Supplied data

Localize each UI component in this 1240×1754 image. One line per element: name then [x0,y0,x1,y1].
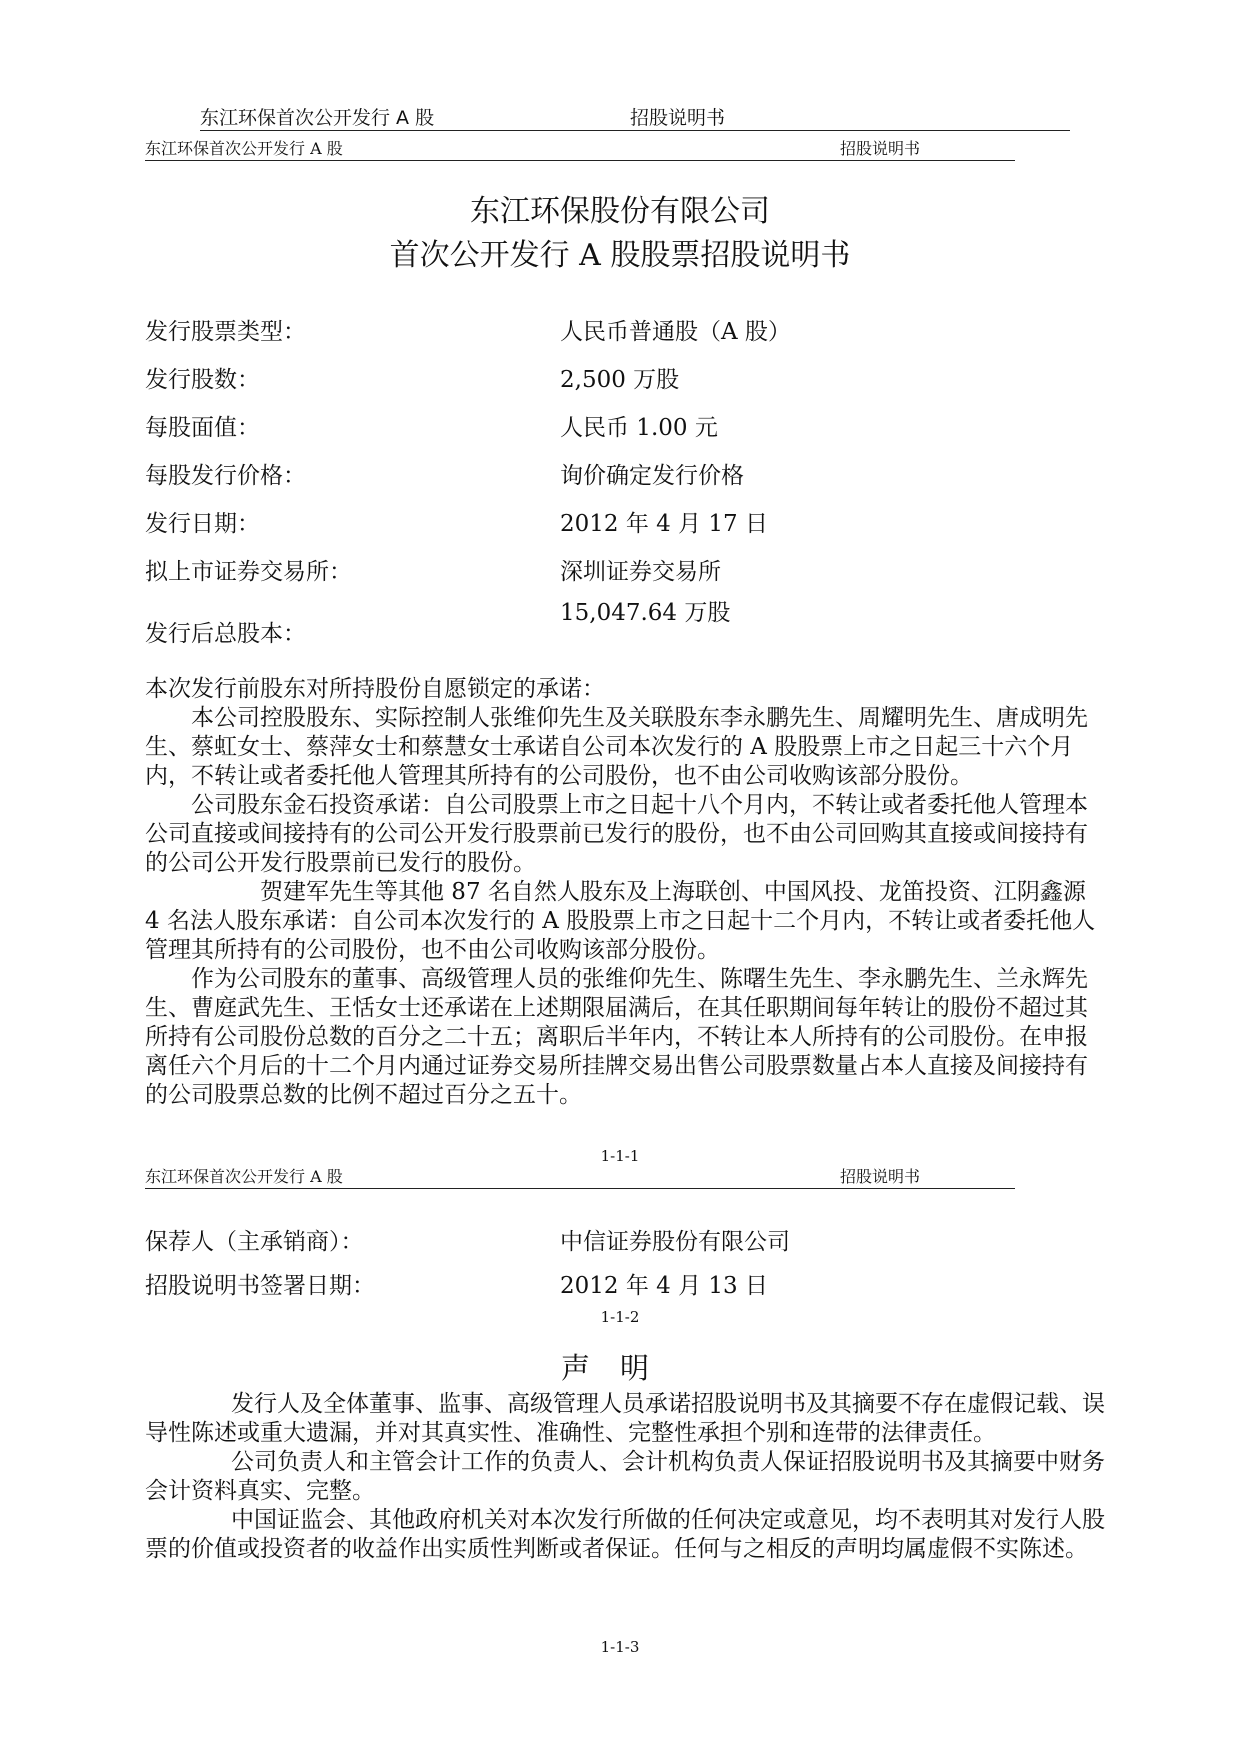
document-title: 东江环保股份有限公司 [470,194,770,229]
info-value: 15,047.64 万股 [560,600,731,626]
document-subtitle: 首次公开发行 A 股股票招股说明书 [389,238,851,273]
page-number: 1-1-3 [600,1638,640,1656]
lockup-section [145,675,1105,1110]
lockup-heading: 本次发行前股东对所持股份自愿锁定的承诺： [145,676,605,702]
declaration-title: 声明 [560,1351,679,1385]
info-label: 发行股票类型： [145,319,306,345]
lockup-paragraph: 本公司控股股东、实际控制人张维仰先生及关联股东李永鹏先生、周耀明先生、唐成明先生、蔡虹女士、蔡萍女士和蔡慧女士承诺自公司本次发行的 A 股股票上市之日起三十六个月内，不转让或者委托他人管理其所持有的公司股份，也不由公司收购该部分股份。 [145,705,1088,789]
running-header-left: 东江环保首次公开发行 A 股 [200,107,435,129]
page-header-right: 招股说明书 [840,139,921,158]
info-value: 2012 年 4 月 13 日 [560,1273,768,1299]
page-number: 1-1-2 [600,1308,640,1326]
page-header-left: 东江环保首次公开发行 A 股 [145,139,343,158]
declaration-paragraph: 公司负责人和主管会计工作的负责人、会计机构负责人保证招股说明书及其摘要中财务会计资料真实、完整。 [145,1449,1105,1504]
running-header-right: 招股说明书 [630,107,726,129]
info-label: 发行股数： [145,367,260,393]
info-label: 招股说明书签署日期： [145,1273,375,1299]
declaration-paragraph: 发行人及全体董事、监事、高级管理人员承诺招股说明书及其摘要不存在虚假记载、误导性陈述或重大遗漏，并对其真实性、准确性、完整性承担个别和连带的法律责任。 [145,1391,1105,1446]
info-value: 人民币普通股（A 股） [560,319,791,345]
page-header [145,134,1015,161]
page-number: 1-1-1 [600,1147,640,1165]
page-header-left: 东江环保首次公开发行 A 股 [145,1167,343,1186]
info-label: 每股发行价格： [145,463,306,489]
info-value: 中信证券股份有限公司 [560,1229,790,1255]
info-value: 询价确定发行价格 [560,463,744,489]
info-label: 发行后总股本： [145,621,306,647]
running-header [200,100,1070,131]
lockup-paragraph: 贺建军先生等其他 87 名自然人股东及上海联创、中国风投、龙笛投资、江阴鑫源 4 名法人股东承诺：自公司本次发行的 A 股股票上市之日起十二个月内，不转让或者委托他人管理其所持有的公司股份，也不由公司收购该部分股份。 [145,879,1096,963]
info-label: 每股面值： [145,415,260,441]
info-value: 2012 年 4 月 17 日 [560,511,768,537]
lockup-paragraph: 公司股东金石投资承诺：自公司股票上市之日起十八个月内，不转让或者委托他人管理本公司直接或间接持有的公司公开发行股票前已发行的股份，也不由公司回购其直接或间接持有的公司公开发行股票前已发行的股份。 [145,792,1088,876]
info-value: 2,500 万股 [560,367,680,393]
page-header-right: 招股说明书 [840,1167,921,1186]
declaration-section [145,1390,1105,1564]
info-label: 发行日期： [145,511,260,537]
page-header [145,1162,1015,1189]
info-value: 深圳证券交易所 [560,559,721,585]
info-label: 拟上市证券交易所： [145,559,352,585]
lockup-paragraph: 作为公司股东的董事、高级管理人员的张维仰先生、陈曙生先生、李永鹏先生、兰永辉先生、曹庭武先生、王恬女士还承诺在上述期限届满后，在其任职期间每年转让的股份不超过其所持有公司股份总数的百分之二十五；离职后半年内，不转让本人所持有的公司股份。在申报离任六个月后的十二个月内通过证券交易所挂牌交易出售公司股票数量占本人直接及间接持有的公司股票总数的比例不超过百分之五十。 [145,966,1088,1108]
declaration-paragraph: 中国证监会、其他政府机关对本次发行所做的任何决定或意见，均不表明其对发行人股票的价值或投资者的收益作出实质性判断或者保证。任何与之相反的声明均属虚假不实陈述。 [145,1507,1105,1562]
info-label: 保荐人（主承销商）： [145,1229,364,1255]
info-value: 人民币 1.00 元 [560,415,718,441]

---

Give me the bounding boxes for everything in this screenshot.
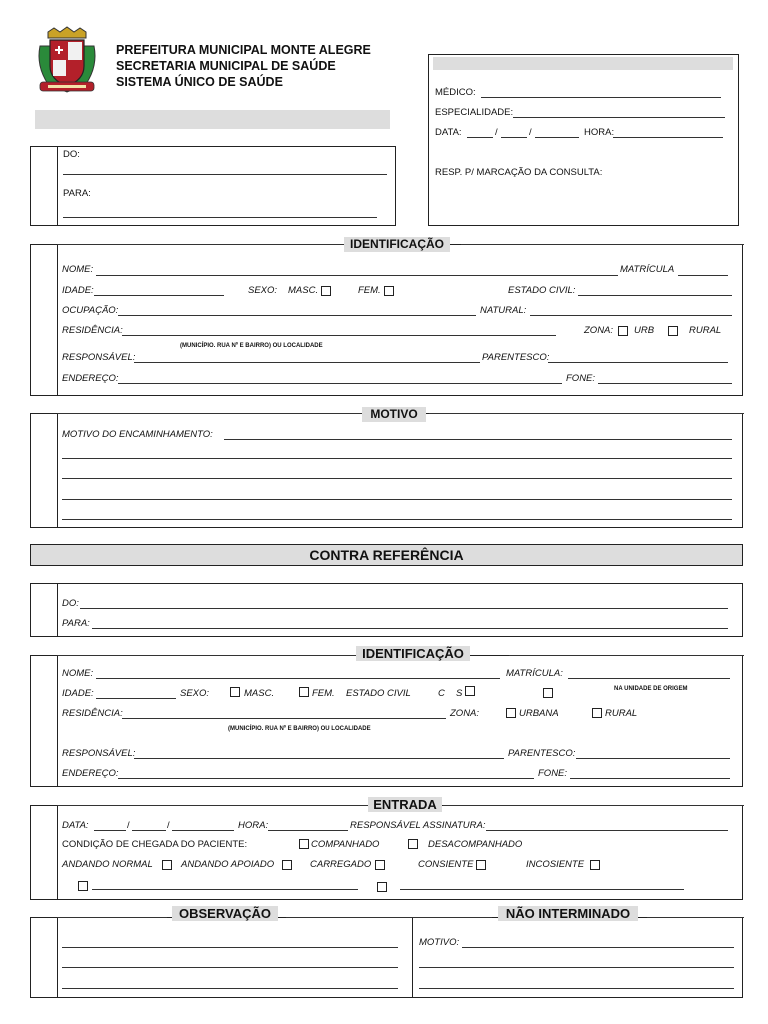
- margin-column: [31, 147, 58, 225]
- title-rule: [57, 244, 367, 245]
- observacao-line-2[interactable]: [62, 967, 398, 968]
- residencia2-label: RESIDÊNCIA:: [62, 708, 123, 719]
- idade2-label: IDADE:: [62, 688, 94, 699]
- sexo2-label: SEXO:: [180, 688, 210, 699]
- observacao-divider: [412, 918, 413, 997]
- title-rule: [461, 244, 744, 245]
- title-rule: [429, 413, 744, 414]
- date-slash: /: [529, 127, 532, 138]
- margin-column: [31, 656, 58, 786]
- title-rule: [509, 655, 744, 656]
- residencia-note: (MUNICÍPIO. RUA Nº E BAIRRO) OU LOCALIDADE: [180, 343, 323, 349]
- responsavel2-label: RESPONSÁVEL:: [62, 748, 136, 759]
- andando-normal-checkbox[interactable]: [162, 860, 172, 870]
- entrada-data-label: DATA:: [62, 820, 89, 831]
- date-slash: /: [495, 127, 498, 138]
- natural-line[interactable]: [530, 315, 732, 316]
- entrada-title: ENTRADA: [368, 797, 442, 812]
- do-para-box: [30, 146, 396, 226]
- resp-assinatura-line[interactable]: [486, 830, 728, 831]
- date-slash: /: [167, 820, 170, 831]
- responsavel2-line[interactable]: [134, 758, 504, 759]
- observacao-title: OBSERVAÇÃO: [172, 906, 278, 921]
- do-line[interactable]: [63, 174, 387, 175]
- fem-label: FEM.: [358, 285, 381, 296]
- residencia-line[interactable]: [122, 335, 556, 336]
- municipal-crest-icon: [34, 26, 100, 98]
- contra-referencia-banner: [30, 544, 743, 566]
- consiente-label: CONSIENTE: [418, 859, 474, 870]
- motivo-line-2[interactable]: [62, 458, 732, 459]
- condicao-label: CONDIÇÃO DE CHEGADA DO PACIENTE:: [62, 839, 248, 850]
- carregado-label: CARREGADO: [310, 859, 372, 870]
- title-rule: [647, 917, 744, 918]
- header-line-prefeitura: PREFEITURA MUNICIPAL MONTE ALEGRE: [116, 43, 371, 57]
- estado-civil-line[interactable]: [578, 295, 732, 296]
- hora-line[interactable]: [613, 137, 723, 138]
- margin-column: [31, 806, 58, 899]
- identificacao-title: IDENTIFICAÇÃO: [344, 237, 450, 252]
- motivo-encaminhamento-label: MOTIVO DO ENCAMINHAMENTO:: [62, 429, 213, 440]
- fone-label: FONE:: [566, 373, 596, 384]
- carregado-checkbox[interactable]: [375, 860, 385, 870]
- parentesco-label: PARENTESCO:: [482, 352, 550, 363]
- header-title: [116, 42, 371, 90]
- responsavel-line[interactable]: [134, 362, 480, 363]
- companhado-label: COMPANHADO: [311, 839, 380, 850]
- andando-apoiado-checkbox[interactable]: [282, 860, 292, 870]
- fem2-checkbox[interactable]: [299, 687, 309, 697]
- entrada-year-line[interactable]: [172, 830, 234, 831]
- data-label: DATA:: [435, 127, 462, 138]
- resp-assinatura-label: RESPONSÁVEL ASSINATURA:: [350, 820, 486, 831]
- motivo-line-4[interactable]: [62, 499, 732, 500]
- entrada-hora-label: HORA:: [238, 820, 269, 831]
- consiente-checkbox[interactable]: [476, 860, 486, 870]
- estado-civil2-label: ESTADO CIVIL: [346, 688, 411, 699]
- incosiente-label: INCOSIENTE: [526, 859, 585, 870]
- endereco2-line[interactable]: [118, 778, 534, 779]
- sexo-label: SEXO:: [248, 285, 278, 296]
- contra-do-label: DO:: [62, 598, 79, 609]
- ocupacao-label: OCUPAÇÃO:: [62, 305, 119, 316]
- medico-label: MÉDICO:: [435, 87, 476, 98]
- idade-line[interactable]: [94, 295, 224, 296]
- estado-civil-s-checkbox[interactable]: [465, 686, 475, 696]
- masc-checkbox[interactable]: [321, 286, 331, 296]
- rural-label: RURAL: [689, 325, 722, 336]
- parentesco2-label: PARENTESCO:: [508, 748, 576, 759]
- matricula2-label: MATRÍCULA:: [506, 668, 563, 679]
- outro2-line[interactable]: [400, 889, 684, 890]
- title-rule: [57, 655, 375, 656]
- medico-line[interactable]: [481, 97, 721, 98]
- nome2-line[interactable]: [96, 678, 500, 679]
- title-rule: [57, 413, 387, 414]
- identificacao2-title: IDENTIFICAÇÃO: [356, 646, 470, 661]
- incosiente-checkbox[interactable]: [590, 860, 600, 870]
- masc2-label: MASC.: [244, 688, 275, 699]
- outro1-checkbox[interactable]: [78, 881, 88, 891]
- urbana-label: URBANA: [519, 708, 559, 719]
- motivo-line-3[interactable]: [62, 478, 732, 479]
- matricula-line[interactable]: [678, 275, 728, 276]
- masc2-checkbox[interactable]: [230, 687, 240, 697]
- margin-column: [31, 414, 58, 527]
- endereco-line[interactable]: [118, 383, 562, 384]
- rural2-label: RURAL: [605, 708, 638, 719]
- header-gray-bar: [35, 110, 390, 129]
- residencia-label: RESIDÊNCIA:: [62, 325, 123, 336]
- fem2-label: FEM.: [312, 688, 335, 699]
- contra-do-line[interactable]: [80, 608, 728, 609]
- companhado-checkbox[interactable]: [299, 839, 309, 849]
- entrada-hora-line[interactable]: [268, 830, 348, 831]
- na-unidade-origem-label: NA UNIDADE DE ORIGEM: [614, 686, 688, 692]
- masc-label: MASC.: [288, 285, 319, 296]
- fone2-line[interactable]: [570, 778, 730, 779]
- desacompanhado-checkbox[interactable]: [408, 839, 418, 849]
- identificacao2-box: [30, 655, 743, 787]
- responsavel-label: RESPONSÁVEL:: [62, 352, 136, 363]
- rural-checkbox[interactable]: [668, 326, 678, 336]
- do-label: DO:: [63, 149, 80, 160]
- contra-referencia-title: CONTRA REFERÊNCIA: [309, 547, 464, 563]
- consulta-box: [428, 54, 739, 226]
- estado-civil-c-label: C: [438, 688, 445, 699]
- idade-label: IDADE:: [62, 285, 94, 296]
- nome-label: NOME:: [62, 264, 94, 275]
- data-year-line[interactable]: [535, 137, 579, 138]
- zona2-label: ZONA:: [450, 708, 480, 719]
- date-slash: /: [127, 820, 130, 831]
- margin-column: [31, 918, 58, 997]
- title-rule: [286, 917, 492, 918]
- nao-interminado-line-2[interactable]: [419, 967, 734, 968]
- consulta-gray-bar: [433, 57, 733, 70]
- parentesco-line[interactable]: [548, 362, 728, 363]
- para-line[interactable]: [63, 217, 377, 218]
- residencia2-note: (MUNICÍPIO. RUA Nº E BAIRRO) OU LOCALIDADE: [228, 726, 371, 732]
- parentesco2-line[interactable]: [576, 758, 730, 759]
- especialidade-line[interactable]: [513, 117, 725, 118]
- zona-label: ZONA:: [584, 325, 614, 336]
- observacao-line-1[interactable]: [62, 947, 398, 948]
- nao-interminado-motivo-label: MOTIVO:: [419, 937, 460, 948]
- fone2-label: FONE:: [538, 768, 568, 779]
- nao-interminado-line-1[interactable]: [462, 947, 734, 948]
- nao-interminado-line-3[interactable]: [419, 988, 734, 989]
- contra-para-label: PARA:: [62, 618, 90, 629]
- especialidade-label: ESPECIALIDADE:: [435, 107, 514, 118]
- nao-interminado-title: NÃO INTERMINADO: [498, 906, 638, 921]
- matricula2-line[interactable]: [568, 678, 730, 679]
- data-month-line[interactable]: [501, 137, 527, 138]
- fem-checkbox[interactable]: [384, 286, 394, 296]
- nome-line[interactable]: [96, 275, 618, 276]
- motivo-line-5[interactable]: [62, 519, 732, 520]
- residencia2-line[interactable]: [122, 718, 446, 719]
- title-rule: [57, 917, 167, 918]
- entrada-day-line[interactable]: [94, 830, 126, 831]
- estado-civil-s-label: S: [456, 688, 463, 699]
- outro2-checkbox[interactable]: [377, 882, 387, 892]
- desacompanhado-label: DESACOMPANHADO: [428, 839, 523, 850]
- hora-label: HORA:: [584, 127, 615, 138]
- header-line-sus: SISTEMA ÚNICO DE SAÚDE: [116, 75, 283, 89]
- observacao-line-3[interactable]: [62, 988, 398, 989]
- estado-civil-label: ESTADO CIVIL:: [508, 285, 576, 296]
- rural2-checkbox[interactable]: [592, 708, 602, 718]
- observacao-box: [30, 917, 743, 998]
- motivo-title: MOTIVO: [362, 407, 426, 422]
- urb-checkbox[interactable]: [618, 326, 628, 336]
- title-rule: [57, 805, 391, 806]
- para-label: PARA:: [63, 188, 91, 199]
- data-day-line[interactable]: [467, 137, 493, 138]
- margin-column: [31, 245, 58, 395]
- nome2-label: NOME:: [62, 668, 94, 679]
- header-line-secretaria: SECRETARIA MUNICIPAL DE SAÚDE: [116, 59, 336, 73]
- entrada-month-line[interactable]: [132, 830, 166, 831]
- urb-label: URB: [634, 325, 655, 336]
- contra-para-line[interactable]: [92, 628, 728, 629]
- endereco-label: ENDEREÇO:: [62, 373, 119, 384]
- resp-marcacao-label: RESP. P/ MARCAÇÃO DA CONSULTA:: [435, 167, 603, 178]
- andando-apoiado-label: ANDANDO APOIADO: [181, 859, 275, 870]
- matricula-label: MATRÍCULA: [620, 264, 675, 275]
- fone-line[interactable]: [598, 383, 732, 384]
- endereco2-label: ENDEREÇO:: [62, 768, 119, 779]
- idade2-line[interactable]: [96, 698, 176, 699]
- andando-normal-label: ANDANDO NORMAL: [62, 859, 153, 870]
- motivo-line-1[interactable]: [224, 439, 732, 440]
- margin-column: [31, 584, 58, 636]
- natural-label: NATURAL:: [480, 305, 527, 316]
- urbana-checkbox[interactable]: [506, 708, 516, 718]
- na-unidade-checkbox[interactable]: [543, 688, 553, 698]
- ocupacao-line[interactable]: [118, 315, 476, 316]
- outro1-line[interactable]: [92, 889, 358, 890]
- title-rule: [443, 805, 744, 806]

---

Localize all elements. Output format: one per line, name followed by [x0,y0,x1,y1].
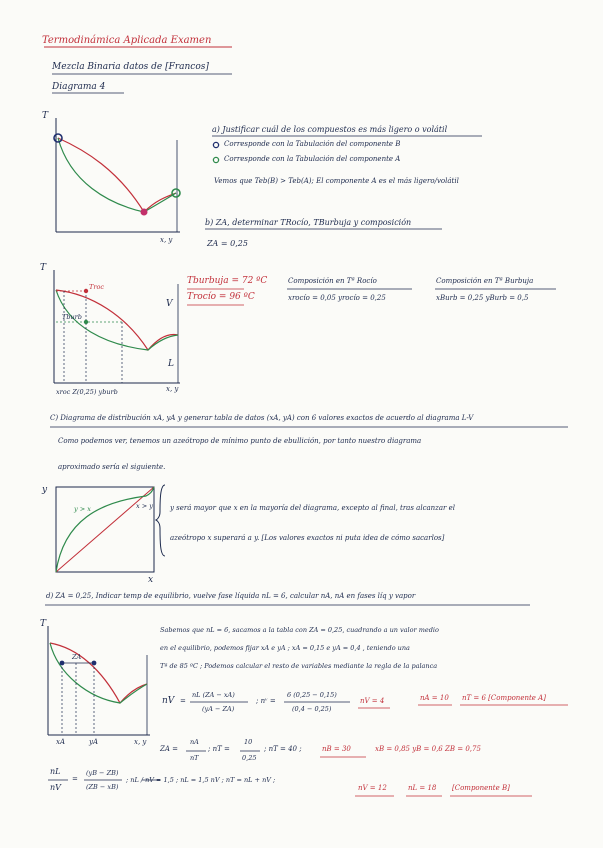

Task goal
Reproduce the part of the listing that opens with the line containing "Give me the" and closes with the line containing "- consiente-label: CONSIENTE: [418, 859, 474, 870]", keeping both of those lines. Leave the pictures out of your answer.

Output
Give me the bounding boxes for everything in this screenshot.
- margin-column: [31, 147, 58, 225]
- title-rule: [57, 244, 367, 245]
- observacao-line-2[interactable]: [62, 967, 398, 968]
- residencia2-label: RESIDÊNCIA:: [62, 708, 123, 719]
- idade2-label: IDADE:: [62, 688, 94, 699]
- sexo2-label: SEXO:: [180, 688, 210, 699]
- observacao-divider: [412, 918, 413, 997]
- title-rule: [461, 244, 744, 245]
- title-rule: [429, 413, 744, 414]
- date-slash: /: [529, 127, 532, 138]
- margin-column: [31, 656, 58, 786]
- title-rule: [509, 655, 744, 656]
- residencia-note: (MUNICÍPIO. RUA Nº E BAIRRO) OU LOCALIDADE: [180, 343, 323, 349]
- responsavel2-label: RESPONSÁVEL:: [62, 748, 136, 759]
- andando-normal-checkbox[interactable]: [162, 860, 172, 870]
- entrada-data-label: DATA:: [62, 820, 89, 831]
- date-slash: /: [495, 127, 498, 138]
- natural-line[interactable]: [530, 315, 732, 316]
- entrada-title: ENTRADA: [368, 797, 442, 812]
- do-para-box: [30, 146, 396, 226]
- resp-assinatura-line[interactable]: [486, 830, 728, 831]
- date-slash: /: [167, 820, 170, 831]
- responsavel2-line[interactable]: [134, 758, 504, 759]
- observacao-title: OBSERVAÇÃO: [172, 906, 278, 921]
- do-line[interactable]: [63, 174, 387, 175]
- fem-label: FEM.: [358, 285, 381, 296]
- residencia-line[interactable]: [122, 335, 556, 336]
- municipal-crest-icon: [34, 26, 100, 98]
- contra-referencia-banner: [30, 544, 743, 566]
- consiente-label: CONSIENTE: [418, 859, 474, 870]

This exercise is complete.